• Records for processing:
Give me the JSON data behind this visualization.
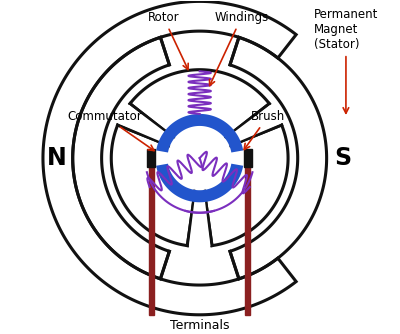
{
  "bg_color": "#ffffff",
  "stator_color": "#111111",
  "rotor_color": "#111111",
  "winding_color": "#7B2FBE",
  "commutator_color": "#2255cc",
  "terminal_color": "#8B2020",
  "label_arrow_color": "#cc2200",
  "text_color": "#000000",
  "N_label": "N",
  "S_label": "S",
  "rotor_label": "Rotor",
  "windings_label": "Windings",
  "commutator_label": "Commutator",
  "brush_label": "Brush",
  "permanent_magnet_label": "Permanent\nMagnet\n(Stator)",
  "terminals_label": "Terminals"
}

• Set exercise:
Return the material word for word. Pictures are not part of the copy.

• Written response:
Give me the JSON data behind this visualization.
{
  "bg_color": "#ffffff",
  "stator_color": "#111111",
  "rotor_color": "#111111",
  "winding_color": "#7B2FBE",
  "commutator_color": "#2255cc",
  "terminal_color": "#8B2020",
  "label_arrow_color": "#cc2200",
  "text_color": "#000000",
  "N_label": "N",
  "S_label": "S",
  "rotor_label": "Rotor",
  "windings_label": "Windings",
  "commutator_label": "Commutator",
  "brush_label": "Brush",
  "permanent_magnet_label": "Permanent\nMagnet\n(Stator)",
  "terminals_label": "Terminals"
}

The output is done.